>>>>
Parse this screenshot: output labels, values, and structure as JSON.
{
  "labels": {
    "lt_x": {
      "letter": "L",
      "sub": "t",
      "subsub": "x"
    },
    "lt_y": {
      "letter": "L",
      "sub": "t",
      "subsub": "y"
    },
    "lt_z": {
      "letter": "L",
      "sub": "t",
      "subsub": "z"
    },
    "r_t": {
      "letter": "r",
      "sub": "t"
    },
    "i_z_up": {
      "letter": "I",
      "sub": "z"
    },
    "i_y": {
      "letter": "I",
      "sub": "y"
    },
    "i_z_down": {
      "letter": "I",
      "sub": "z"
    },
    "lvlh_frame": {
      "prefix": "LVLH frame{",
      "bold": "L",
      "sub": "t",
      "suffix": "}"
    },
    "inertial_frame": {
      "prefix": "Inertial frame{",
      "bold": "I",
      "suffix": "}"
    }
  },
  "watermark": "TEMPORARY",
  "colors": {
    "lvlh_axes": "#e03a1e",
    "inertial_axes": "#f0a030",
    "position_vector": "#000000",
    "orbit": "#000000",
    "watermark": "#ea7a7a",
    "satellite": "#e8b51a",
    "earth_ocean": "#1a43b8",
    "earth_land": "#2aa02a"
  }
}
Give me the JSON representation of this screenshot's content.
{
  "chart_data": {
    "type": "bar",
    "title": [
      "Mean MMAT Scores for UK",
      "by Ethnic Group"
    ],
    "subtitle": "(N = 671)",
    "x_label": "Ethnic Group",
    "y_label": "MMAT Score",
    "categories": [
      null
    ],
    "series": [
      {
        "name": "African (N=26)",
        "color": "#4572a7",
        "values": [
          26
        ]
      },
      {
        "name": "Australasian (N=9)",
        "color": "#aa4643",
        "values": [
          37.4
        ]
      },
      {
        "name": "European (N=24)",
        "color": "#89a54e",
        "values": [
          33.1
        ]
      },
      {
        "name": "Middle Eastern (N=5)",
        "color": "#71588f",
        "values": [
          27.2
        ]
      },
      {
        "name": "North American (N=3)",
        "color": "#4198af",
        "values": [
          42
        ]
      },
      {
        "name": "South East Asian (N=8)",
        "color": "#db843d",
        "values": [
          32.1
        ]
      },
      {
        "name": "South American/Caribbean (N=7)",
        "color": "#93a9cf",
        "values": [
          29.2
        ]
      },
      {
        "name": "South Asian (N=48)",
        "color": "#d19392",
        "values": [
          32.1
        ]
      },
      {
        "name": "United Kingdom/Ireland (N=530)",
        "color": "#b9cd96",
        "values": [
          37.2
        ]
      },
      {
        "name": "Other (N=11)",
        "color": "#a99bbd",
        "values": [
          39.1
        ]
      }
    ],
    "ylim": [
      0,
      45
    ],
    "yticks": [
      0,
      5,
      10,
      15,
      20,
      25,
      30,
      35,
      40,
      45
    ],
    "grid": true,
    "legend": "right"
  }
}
<<<<
* _Stated exercise_:
Filter out all lines lacking the word "South" and copy the rest.

* _Response below_:
        "name": "South East Asian (N=8)",
        "name": "South American/Caribbean (N=7)",
        "name": "South Asian (N=48)",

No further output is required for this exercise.